From the listing below, extract each line containing the string "chart".

### [Input records]
· · · · · · ·

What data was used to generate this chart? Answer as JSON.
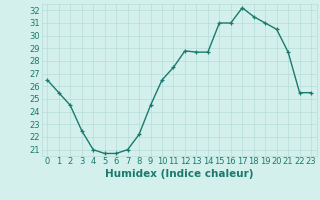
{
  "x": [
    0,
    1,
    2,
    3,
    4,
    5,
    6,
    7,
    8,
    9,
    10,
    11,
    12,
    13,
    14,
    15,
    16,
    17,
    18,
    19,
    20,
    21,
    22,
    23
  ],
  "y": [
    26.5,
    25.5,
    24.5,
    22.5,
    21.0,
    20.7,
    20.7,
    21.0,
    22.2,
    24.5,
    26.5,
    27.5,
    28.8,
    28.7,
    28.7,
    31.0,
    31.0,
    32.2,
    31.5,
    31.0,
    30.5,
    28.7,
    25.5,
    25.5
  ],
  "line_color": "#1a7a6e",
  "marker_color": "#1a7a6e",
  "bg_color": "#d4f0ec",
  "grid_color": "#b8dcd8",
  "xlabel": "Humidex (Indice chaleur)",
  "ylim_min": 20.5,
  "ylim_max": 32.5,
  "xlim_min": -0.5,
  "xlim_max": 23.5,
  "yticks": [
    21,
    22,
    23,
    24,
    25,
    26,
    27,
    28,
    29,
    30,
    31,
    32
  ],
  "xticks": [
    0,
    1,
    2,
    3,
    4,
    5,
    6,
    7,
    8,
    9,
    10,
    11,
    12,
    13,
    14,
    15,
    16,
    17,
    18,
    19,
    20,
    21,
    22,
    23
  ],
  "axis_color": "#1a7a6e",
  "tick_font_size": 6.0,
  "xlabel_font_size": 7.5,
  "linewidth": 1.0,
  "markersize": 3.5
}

· · · · · · ·

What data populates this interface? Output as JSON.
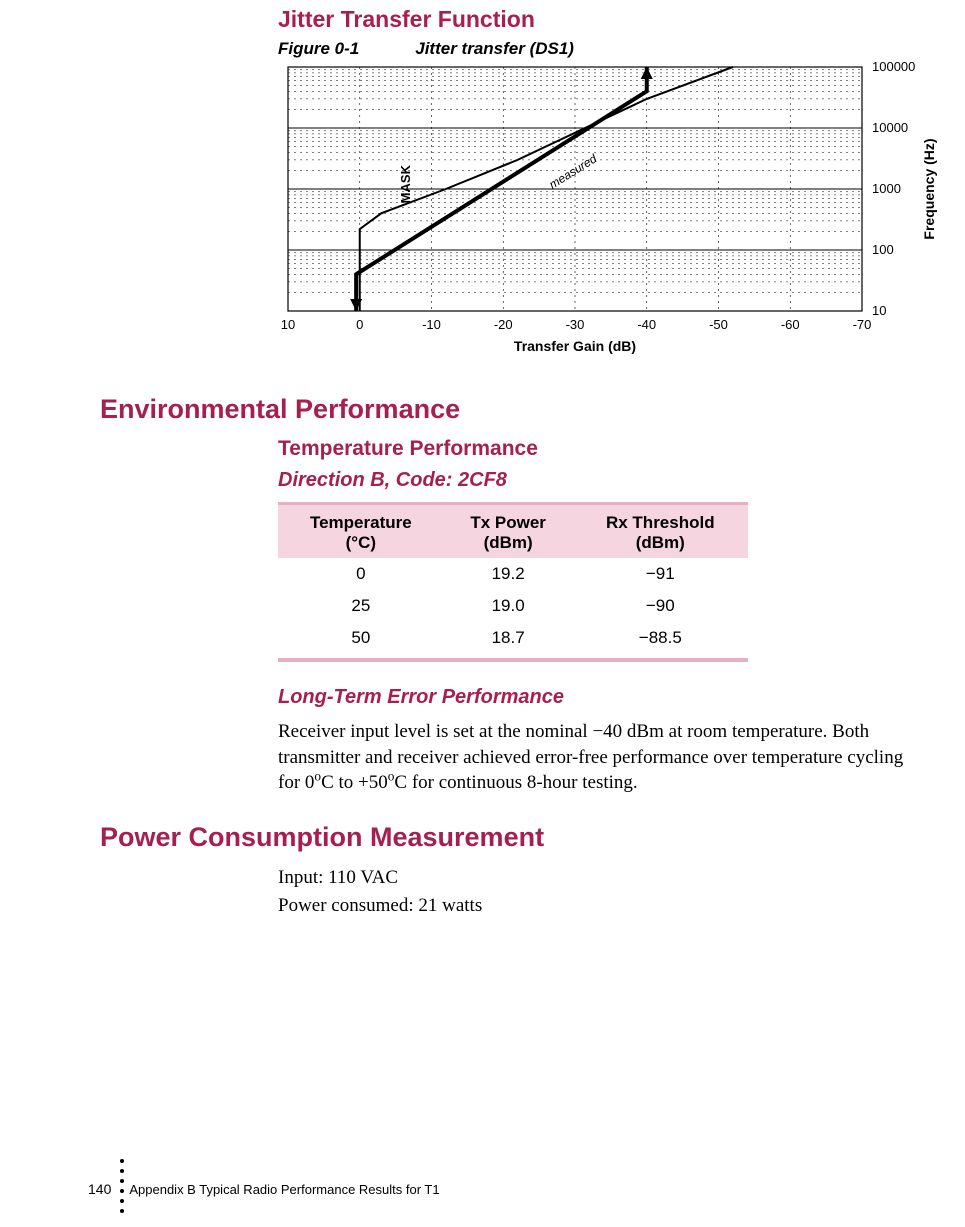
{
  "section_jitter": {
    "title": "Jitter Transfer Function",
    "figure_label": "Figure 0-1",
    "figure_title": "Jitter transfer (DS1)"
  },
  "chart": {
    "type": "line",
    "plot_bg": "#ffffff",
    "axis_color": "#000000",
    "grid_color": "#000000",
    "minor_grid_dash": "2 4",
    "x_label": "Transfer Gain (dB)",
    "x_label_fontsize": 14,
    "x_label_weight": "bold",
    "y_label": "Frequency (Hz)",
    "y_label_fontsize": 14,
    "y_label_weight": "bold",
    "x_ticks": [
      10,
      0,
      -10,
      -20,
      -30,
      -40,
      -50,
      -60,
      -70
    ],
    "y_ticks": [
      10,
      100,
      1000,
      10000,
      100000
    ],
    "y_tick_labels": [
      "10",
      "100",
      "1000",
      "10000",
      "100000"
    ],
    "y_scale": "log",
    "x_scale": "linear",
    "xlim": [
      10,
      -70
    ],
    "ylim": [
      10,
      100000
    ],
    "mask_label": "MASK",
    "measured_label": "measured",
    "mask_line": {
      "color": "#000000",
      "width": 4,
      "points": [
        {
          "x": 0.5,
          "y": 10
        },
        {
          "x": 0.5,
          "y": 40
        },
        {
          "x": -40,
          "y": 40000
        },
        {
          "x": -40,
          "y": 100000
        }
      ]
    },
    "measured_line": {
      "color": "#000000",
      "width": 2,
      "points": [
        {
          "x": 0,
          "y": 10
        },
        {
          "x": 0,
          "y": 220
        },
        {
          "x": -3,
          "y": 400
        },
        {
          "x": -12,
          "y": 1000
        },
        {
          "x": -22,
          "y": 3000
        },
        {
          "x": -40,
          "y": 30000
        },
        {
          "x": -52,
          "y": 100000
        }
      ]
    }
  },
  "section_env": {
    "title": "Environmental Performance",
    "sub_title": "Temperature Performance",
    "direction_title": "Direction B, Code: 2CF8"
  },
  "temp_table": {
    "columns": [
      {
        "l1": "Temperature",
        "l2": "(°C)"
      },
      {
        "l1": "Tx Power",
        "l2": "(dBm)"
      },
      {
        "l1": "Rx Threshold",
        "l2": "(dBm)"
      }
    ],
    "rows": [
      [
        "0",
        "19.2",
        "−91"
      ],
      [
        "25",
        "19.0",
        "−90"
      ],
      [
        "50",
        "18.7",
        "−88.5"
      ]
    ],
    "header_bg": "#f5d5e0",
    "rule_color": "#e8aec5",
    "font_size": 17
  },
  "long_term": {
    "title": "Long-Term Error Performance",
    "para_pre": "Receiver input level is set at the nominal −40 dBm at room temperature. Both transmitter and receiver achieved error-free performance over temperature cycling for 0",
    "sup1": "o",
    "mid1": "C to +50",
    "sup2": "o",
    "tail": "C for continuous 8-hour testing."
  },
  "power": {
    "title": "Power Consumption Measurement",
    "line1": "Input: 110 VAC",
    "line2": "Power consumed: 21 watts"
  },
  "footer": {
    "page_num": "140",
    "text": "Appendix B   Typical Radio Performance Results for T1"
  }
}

· · · · · · ·

### [Result of the exercise]
What data was used to generate this chart? Answer as JSON.
  "chart": {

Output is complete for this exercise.